**THE TASK**
Write out the records that appear below, verbatim and complete, but without pictures.
** START INPUT FOR THIS TASK **
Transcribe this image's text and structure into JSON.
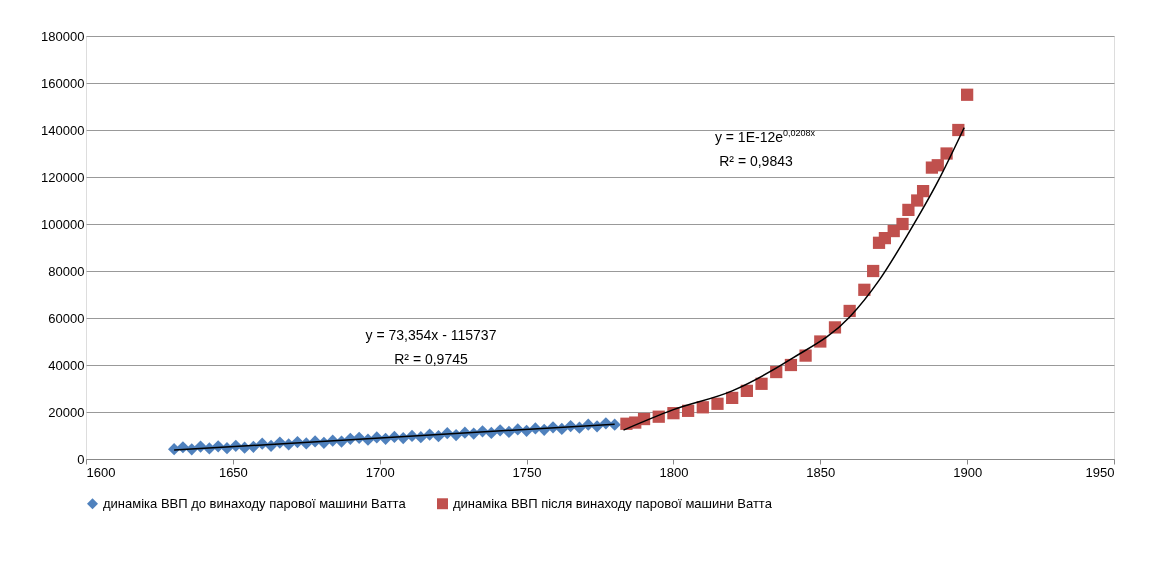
{
  "chart_data": {
    "type": "scatter",
    "xlim": [
      1600,
      1950
    ],
    "xticks": [
      1600,
      1650,
      1700,
      1750,
      1800,
      1850,
      1900,
      1950
    ],
    "ylim": [
      0,
      180000
    ],
    "yticks": [
      0,
      20000,
      40000,
      60000,
      80000,
      100000,
      120000,
      140000,
      160000,
      180000
    ],
    "grid": "y",
    "legend": "bottom",
    "annotations": [
      "y = 73,354x - 115737",
      "R² = 0,9745",
      "y = 1E-12e$^{0,0208x}$",
      "R² = 0,9843"
    ],
    "series": [
      {
        "name": "динаміка ВВП до винаходу парової машини Ватта",
        "color": "#4f81bd",
        "marker": "diamond",
        "x": [
          1630,
          1633,
          1636,
          1639,
          1642,
          1645,
          1648,
          1651,
          1654,
          1657,
          1660,
          1663,
          1666,
          1669,
          1672,
          1675,
          1678,
          1681,
          1684,
          1687,
          1690,
          1693,
          1696,
          1699,
          1702,
          1705,
          1708,
          1711,
          1714,
          1717,
          1720,
          1723,
          1726,
          1729,
          1732,
          1735,
          1738,
          1741,
          1744,
          1747,
          1750,
          1753,
          1756,
          1759,
          1762,
          1765,
          1768,
          1771,
          1774,
          1777,
          1780
        ],
        "values": [
          4200,
          5000,
          4100,
          5300,
          4500,
          5400,
          4600,
          5600,
          4800,
          5200,
          6500,
          5600,
          7000,
          6200,
          7200,
          6600,
          7500,
          6900,
          7800,
          7400,
          8600,
          9000,
          8200,
          9200,
          8600,
          9400,
          8900,
          9800,
          9300,
          10400,
          9700,
          11000,
          10200,
          11200,
          10800,
          11800,
          11100,
          12200,
          11500,
          12600,
          12000,
          13000,
          12400,
          13500,
          12800,
          14000,
          13300,
          14600,
          13900,
          15200,
          14600
        ]
      },
      {
        "name": "динаміка ВВП після винаходу парової машини Ватта",
        "color": "#c0504d",
        "marker": "square",
        "x": [
          1784,
          1787,
          1790,
          1795,
          1800,
          1805,
          1810,
          1815,
          1820,
          1825,
          1830,
          1835,
          1840,
          1845,
          1850,
          1855,
          1860,
          1865,
          1868,
          1870,
          1872,
          1875,
          1878,
          1880,
          1883,
          1885,
          1888,
          1890,
          1893,
          1897,
          1900
        ],
        "values": [
          15000,
          15500,
          17000,
          18000,
          19500,
          20500,
          22000,
          23500,
          26000,
          29000,
          32000,
          37000,
          40000,
          44000,
          50000,
          56000,
          63000,
          72000,
          80000,
          92000,
          94000,
          97000,
          100000,
          106000,
          110000,
          114000,
          124000,
          125000,
          130000,
          140000,
          155000
        ]
      },
      {
        "type": "line",
        "color": "#000000",
        "marker": "none",
        "x": [
          1630,
          1780
        ],
        "values": [
          3800,
          14800
        ]
      },
      {
        "type": "line",
        "color": "#000000",
        "marker": "none",
        "x": [
          1783,
          1800,
          1820,
          1840,
          1860,
          1870,
          1880,
          1890,
          1899
        ],
        "values": [
          12300,
          21000,
          29000,
          42500,
          60400,
          76000,
          96000,
          118000,
          141000
        ]
      }
    ]
  }
}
** END INPUT FOR THIS TASK **
**EXERCISE RESPONSE**
Transcribe this image's text and structure into JSON.
{
  "chart_data": {
    "type": "scatter",
    "xlim": [
      1600,
      1950
    ],
    "xticks": [
      1600,
      1650,
      1700,
      1750,
      1800,
      1850,
      1900,
      1950
    ],
    "ylim": [
      0,
      180000
    ],
    "yticks": [
      0,
      20000,
      40000,
      60000,
      80000,
      100000,
      120000,
      140000,
      160000,
      180000
    ],
    "grid": "y",
    "legend": "bottom",
    "annotations": [
      "y = 73,354x - 115737",
      "R² = 0,9745",
      "y = 1E-12e$^{0,0208x}$",
      "R² = 0,9843"
    ],
    "series": [
      {
        "name": "динаміка ВВП до винаходу парової машини Ватта",
        "color": "#4f81bd",
        "marker": "diamond",
        "x": [
          1630,
          1633,
          1636,
          1639,
          1642,
          1645,
          1648,
          1651,
          1654,
          1657,
          1660,
          1663,
          1666,
          1669,
          1672,
          1675,
          1678,
          1681,
          1684,
          1687,
          1690,
          1693,
          1696,
          1699,
          1702,
          1705,
          1708,
          1711,
          1714,
          1717,
          1720,
          1723,
          1726,
          1729,
          1732,
          1735,
          1738,
          1741,
          1744,
          1747,
          1750,
          1753,
          1756,
          1759,
          1762,
          1765,
          1768,
          1771,
          1774,
          1777,
          1780
        ],
        "values": [
          4200,
          5000,
          4100,
          5300,
          4500,
          5400,
          4600,
          5600,
          4800,
          5200,
          6500,
          5600,
          7000,
          6200,
          7200,
          6600,
          7500,
          6900,
          7800,
          7400,
          8600,
          9000,
          8200,
          9200,
          8600,
          9400,
          8900,
          9800,
          9300,
          10400,
          9700,
          11000,
          10200,
          11200,
          10800,
          11800,
          11100,
          12200,
          11500,
          12600,
          12000,
          13000,
          12400,
          13500,
          12800,
          14000,
          13300,
          14600,
          13900,
          15200,
          14600
        ]
      },
      {
        "name": "динаміка ВВП після винаходу парової машини Ватта",
        "color": "#c0504d",
        "marker": "square",
        "x": [
          1784,
          1787,
          1790,
          1795,
          1800,
          1805,
          1810,
          1815,
          1820,
          1825,
          1830,
          1835,
          1840,
          1845,
          1850,
          1855,
          1860,
          1865,
          1868,
          1870,
          1872,
          1875,
          1878,
          1880,
          1883,
          1885,
          1888,
          1890,
          1893,
          1897,
          1900
        ],
        "values": [
          15000,
          15500,
          17000,
          18000,
          19500,
          20500,
          22000,
          23500,
          26000,
          29000,
          32000,
          37000,
          40000,
          44000,
          50000,
          56000,
          63000,
          72000,
          80000,
          92000,
          94000,
          97000,
          100000,
          106000,
          110000,
          114000,
          124000,
          125000,
          130000,
          140000,
          155000
        ]
      },
      {
        "type": "line",
        "color": "#000000",
        "marker": "none",
        "x": [
          1630,
          1780
        ],
        "values": [
          3800,
          14800
        ]
      },
      {
        "type": "line",
        "color": "#000000",
        "marker": "none",
        "x": [
          1783,
          1800,
          1820,
          1840,
          1860,
          1870,
          1880,
          1890,
          1899
        ],
        "values": [
          12300,
          21000,
          29000,
          42500,
          60400,
          76000,
          96000,
          118000,
          141000
        ]
      }
    ]
  }
}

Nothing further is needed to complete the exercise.